- _GOAL_:
Write out the entries below once more, exactly.

- _Stored data entries_:
:::::

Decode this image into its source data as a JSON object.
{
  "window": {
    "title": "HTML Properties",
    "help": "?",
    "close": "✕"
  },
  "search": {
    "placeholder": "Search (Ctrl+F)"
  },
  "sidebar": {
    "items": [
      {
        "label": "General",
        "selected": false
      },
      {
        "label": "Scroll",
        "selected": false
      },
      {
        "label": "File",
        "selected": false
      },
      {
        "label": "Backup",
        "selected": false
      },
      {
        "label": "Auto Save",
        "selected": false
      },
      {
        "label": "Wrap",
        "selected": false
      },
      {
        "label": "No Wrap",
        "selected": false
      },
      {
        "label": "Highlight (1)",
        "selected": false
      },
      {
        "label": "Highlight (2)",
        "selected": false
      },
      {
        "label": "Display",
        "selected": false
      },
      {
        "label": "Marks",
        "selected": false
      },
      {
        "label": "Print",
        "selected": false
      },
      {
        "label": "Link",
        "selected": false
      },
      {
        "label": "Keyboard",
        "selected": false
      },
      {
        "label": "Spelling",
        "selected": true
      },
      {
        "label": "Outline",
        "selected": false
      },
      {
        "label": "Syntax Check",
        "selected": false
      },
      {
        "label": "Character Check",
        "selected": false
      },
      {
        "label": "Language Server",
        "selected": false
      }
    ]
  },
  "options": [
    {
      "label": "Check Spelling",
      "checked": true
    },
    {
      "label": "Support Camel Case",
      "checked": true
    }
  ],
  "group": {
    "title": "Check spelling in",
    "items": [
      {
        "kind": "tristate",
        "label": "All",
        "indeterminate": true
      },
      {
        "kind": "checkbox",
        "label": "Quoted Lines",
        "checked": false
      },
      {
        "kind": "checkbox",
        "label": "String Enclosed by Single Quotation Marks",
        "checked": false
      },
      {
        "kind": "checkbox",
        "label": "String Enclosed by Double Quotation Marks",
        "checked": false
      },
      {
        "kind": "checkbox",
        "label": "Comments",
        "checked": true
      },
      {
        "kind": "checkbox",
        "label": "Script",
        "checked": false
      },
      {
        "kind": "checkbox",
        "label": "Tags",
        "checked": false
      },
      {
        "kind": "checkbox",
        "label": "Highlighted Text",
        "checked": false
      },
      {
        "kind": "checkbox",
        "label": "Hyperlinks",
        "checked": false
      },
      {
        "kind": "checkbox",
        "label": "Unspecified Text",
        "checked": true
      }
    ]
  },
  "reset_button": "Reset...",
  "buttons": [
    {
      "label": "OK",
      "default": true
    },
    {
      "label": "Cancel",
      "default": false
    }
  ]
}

:::::

- _RESULT OF THIS EXERCISE_:
Decode this image into its source data as a JSON object.
{
  "window": {
    "title": "HTML Properties",
    "help": "?",
    "close": "✕"
  },
  "search": {
    "placeholder": "Search (Ctrl+F)"
  },
  "sidebar": {
    "items": [
      {
        "label": "General",
        "selected": false
      },
      {
        "label": "Scroll",
        "selected": false
      },
      {
        "label": "File",
        "selected": false
      },
      {
        "label": "Backup",
        "selected": false
      },
      {
        "label": "Auto Save",
        "selected": false
      },
      {
        "label": "Wrap",
        "selected": false
      },
      {
        "label": "No Wrap",
        "selected": false
      },
      {
        "label": "Highlight (1)",
        "selected": false
      },
      {
        "label": "Highlight (2)",
        "selected": false
      },
      {
        "label": "Display",
        "selected": false
      },
      {
        "label": "Marks",
        "selected": false
      },
      {
        "label": "Print",
        "selected": false
      },
      {
        "label": "Link",
        "selected": false
      },
      {
        "label": "Keyboard",
        "selected": false
      },
      {
        "label": "Spelling",
        "selected": true
      },
      {
        "label": "Outline",
        "selected": false
      },
      {
        "label": "Syntax Check",
        "selected": false
      },
      {
        "label": "Character Check",
        "selected": false
      },
      {
        "label": "Language Server",
        "selected": false
      }
    ]
  },
  "options": [
    {
      "label": "Check Spelling",
      "checked": true
    },
    {
      "label": "Support Camel Case",
      "checked": true
    }
  ],
  "group": {
    "title": "Check spelling in",
    "items": [
      {
        "kind": "tristate",
        "label": "All",
        "indeterminate": true
      },
      {
        "kind": "checkbox",
        "label": "Quoted Lines",
        "checked": false
      },
      {
        "kind": "checkbox",
        "label": "String Enclosed by Single Quotation Marks",
        "checked": false
      },
      {
        "kind": "checkbox",
        "label": "String Enclosed by Double Quotation Marks",
        "checked": false
      },
      {
        "kind": "checkbox",
        "label": "Comments",
        "checked": true
      },
      {
        "kind": "checkbox",
        "label": "Script",
        "checked": false
      },
      {
        "kind": "checkbox",
        "label": "Tags",
        "checked": false
      },
      {
        "kind": "checkbox",
        "label": "Highlighted Text",
        "checked": false
      },
      {
        "kind": "checkbox",
        "label": "Hyperlinks",
        "checked": false
      },
      {
        "kind": "checkbox",
        "label": "Unspecified Text",
        "checked": true
      }
    ]
  },
  "reset_button": "Reset...",
  "buttons": [
    {
      "label": "OK",
      "default": true
    },
    {
      "label": "Cancel",
      "default": false
    }
  ]
}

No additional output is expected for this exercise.